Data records
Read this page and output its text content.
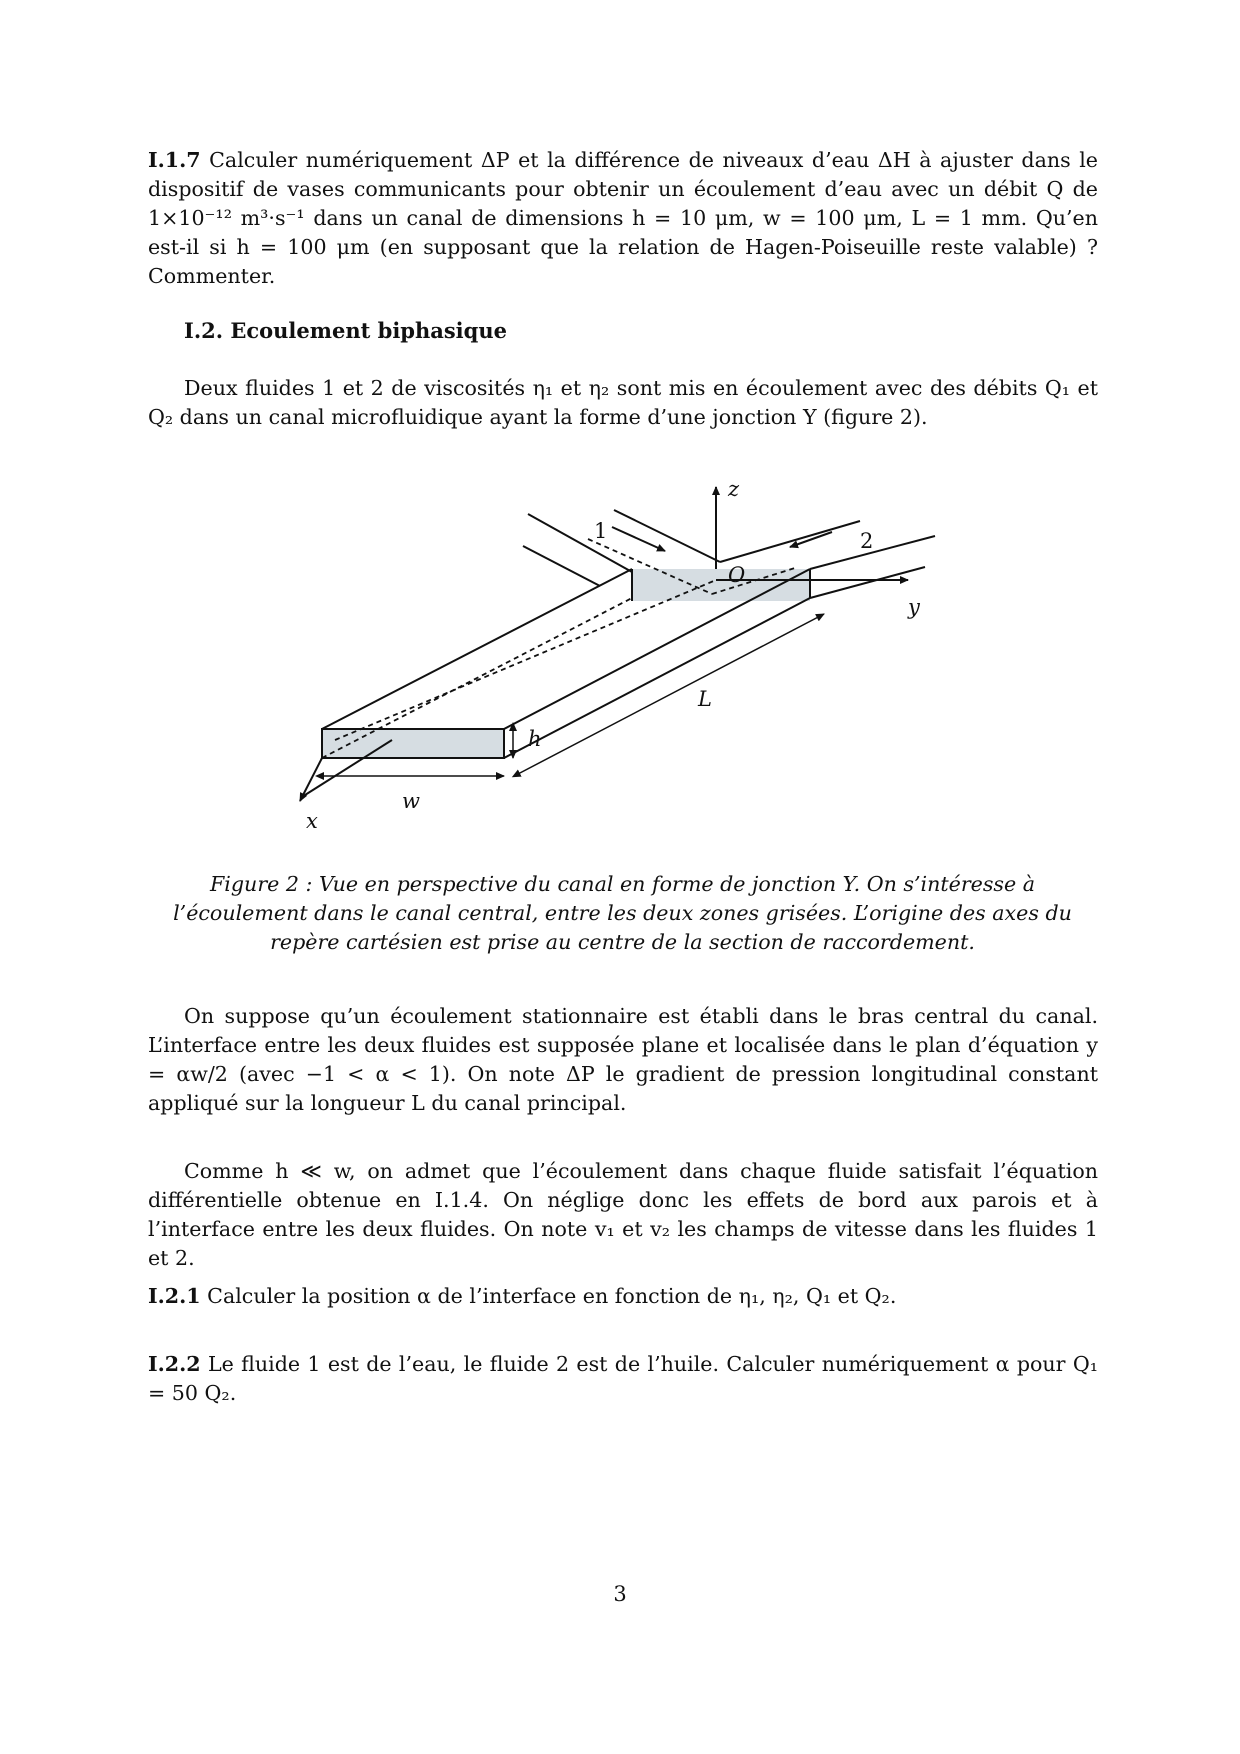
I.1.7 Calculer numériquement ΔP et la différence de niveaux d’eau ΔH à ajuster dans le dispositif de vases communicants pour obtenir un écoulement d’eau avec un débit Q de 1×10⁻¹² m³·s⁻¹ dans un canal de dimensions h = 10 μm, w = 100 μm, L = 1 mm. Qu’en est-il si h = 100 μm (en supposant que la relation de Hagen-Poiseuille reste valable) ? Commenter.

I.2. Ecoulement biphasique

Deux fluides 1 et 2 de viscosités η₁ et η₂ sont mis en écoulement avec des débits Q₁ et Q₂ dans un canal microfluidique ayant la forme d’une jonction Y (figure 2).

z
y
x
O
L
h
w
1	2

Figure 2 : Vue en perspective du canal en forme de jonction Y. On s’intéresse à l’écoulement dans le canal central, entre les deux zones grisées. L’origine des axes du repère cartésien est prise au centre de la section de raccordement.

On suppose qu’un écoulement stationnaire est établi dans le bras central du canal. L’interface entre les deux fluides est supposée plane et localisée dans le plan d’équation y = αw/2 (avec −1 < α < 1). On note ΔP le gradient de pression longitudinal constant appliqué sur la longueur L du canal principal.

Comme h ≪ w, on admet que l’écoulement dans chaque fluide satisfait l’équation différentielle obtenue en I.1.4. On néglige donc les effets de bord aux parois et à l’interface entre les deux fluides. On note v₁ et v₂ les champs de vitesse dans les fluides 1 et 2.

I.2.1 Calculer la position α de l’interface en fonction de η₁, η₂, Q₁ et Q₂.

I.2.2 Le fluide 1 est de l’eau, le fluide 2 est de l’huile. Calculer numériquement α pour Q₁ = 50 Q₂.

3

* * *

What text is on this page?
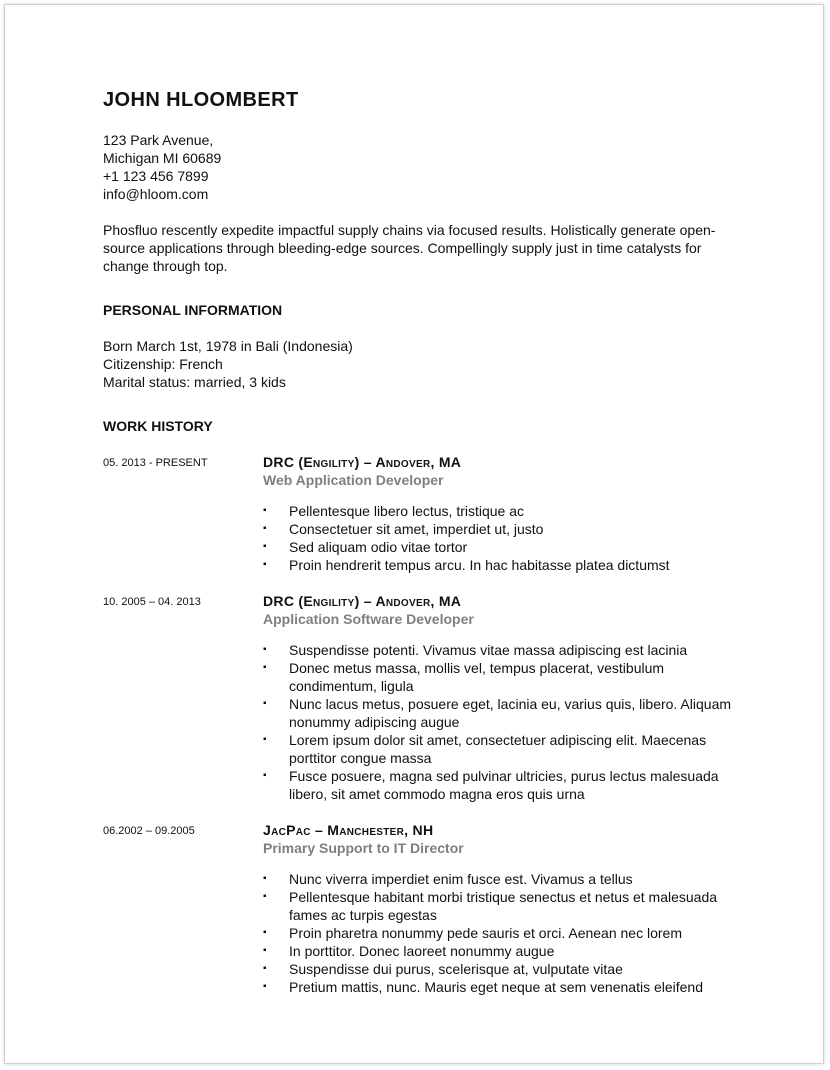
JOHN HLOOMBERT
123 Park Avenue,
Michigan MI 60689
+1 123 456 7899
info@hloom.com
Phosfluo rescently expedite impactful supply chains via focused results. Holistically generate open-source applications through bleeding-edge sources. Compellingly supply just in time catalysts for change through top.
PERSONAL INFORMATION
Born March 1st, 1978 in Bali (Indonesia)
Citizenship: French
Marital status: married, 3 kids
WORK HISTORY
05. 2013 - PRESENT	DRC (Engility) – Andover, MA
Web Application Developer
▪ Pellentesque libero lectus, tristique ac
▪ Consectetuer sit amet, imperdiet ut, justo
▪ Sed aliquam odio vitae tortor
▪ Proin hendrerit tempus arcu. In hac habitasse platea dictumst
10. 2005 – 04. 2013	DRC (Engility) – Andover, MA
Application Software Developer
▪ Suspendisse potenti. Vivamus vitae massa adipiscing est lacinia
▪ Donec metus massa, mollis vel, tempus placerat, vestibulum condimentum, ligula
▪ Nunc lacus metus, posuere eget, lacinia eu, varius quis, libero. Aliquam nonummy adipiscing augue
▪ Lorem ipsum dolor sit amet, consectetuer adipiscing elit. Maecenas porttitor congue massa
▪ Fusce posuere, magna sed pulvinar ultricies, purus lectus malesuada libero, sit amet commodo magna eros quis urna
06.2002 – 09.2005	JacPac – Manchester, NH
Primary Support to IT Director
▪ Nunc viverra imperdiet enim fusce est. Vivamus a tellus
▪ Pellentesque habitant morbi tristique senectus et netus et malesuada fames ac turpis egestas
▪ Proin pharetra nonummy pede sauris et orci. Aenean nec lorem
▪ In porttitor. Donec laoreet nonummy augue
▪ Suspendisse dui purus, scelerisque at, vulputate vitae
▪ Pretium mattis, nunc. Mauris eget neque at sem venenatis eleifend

- _Do this_:
Show the lines that mention the word "text".

- _In response_:
Read this page and output its text content.
What text is on this page?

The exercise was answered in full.